(Extracts from a graphics dataset)
-.-.-
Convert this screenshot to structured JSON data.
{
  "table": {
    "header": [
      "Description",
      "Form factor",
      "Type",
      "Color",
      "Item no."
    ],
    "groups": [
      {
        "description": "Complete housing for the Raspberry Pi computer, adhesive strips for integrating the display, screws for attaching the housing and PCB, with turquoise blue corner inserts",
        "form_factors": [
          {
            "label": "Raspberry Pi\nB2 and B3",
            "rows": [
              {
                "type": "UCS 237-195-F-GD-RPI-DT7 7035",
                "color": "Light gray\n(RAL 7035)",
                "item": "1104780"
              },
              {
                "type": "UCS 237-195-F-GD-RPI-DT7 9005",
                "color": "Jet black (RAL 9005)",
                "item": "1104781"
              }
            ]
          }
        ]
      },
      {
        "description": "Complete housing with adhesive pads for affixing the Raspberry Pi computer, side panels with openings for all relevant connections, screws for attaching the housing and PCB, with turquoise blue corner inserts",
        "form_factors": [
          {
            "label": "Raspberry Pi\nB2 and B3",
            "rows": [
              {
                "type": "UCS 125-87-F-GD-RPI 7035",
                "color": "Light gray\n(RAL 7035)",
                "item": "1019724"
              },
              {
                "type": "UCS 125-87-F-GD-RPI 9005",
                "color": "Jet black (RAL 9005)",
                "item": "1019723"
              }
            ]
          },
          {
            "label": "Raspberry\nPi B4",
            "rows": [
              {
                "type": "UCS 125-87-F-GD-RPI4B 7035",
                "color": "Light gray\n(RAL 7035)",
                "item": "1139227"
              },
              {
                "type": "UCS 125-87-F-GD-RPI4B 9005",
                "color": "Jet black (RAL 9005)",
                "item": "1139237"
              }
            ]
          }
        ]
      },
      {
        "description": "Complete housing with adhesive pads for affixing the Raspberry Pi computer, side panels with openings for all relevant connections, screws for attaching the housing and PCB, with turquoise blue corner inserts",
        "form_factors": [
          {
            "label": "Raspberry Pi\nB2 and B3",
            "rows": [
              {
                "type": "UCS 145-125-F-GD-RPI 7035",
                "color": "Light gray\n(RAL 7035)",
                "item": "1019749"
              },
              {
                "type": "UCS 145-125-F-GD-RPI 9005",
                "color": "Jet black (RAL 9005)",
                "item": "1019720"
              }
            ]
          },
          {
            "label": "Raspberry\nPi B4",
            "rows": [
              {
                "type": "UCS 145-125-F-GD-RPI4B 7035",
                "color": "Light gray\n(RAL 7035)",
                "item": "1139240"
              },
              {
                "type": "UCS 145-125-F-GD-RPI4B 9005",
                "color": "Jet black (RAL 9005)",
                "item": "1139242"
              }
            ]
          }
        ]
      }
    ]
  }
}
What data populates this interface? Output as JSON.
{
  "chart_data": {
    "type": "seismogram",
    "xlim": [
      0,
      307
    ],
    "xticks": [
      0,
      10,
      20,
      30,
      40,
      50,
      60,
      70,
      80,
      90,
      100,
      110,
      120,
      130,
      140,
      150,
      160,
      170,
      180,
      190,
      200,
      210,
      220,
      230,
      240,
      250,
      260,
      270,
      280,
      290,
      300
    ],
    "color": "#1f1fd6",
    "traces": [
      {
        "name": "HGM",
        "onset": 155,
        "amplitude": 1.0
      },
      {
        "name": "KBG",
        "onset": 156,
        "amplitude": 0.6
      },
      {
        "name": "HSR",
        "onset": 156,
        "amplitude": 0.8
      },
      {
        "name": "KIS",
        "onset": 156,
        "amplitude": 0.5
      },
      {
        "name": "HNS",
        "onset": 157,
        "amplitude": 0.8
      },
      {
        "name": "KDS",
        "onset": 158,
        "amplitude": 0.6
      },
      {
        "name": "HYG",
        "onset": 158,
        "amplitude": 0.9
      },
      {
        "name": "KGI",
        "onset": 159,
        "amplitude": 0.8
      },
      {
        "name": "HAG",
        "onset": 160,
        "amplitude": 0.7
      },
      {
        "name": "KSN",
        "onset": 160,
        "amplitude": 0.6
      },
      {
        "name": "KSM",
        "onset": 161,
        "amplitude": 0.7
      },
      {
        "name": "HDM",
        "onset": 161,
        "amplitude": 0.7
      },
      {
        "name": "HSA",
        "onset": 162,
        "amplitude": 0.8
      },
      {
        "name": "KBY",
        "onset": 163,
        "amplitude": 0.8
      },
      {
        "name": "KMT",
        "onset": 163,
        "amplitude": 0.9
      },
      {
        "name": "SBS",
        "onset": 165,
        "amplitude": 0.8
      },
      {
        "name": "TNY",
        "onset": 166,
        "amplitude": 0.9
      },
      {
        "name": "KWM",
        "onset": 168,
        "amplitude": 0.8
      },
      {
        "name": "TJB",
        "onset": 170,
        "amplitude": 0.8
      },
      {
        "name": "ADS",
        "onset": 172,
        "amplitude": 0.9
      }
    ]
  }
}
-.-.-
■ STATED EXERCISE ■
Extract the listing in its entirety, matching it exactly.

■ WORKED SOLUTION ■
Convert this screenshot to structured JSON data.
{
  "table": {
    "header": [
      "Description",
      "Form factor",
      "Type",
      "Color",
      "Item no."
    ],
    "groups": [
      {
        "description": "Complete housing for the Raspberry Pi computer, adhesive strips for integrating the display, screws for attaching the housing and PCB, with turquoise blue corner inserts",
        "form_factors": [
          {
            "label": "Raspberry Pi\nB2 and B3",
            "rows": [
              {
                "type": "UCS 237-195-F-GD-RPI-DT7 7035",
                "color": "Light gray\n(RAL 7035)",
                "item": "1104780"
              },
              {
                "type": "UCS 237-195-F-GD-RPI-DT7 9005",
                "color": "Jet black (RAL 9005)",
                "item": "1104781"
              }
            ]
          }
        ]
      },
      {
        "description": "Complete housing with adhesive pads for affixing the Raspberry Pi computer, side panels with openings for all relevant connections, screws for attaching the housing and PCB, with turquoise blue corner inserts",
        "form_factors": [
          {
            "label": "Raspberry Pi\nB2 and B3",
            "rows": [
              {
                "type": "UCS 125-87-F-GD-RPI 7035",
                "color": "Light gray\n(RAL 7035)",
                "item": "1019724"
              },
              {
                "type": "UCS 125-87-F-GD-RPI 9005",
                "color": "Jet black (RAL 9005)",
                "item": "1019723"
              }
            ]
          },
          {
            "label": "Raspberry\nPi B4",
            "rows": [
              {
                "type": "UCS 125-87-F-GD-RPI4B 7035",
                "color": "Light gray\n(RAL 7035)",
                "item": "1139227"
              },
              {
                "type": "UCS 125-87-F-GD-RPI4B 9005",
                "color": "Jet black (RAL 9005)",
                "item": "1139237"
              }
            ]
          }
        ]
      },
      {
        "description": "Complete housing with adhesive pads for affixing the Raspberry Pi computer, side panels with openings for all relevant connections, screws for attaching the housing and PCB, with turquoise blue corner inserts",
        "form_factors": [
          {
            "label": "Raspberry Pi\nB2 and B3",
            "rows": [
              {
                "type": "UCS 145-125-F-GD-RPI 7035",
                "color": "Light gray\n(RAL 7035)",
                "item": "1019749"
              },
              {
                "type": "UCS 145-125-F-GD-RPI 9005",
                "color": "Jet black (RAL 9005)",
                "item": "1019720"
              }
            ]
          },
          {
            "label": "Raspberry\nPi B4",
            "rows": [
              {
                "type": "UCS 145-125-F-GD-RPI4B 7035",
                "color": "Light gray\n(RAL 7035)",
                "item": "1139240"
              },
              {
                "type": "UCS 145-125-F-GD-RPI4B 9005",
                "color": "Jet black (RAL 9005)",
                "item": "1139242"
              }
            ]
          }
        ]
      }
    ]
  }
}
What data populates this interface? Output as JSON.
{
  "chart_data": {
    "type": "seismogram",
    "xlim": [
      0,
      307
    ],
    "xticks": [
      0,
      10,
      20,
      30,
      40,
      50,
      60,
      70,
      80,
      90,
      100,
      110,
      120,
      130,
      140,
      150,
      160,
      170,
      180,
      190,
      200,
      210,
      220,
      230,
      240,
      250,
      260,
      270,
      280,
      290,
      300
    ],
    "color": "#1f1fd6",
    "traces": [
      {
        "name": "HGM",
        "onset": 155,
        "amplitude": 1.0
      },
      {
        "name": "KBG",
        "onset": 156,
        "amplitude": 0.6
      },
      {
        "name": "HSR",
        "onset": 156,
        "amplitude": 0.8
      },
      {
        "name": "KIS",
        "onset": 156,
        "amplitude": 0.5
      },
      {
        "name": "HNS",
        "onset": 157,
        "amplitude": 0.8
      },
      {
        "name": "KDS",
        "onset": 158,
        "amplitude": 0.6
      },
      {
        "name": "HYG",
        "onset": 158,
        "amplitude": 0.9
      },
      {
        "name": "KGI",
        "onset": 159,
        "amplitude": 0.8
      },
      {
        "name": "HAG",
        "onset": 160,
        "amplitude": 0.7
      },
      {
        "name": "KSN",
        "onset": 160,
        "amplitude": 0.6
      },
      {
        "name": "KSM",
        "onset": 161,
        "amplitude": 0.7
      },
      {
        "name": "HDM",
        "onset": 161,
        "amplitude": 0.7
      },
      {
        "name": "HSA",
        "onset": 162,
        "amplitude": 0.8
      },
      {
        "name": "KBY",
        "onset": 163,
        "amplitude": 0.8
      },
      {
        "name": "KMT",
        "onset": 163,
        "amplitude": 0.9
      },
      {
        "name": "SBS",
        "onset": 165,
        "amplitude": 0.8
      },
      {
        "name": "TNY",
        "onset": 166,
        "amplitude": 0.9
      },
      {
        "name": "KWM",
        "onset": 168,
        "amplitude": 0.8
      },
      {
        "name": "TJB",
        "onset": 170,
        "amplitude": 0.8
      },
      {
        "name": "ADS",
        "onset": 172,
        "amplitude": 0.9
      }
    ]
  }
}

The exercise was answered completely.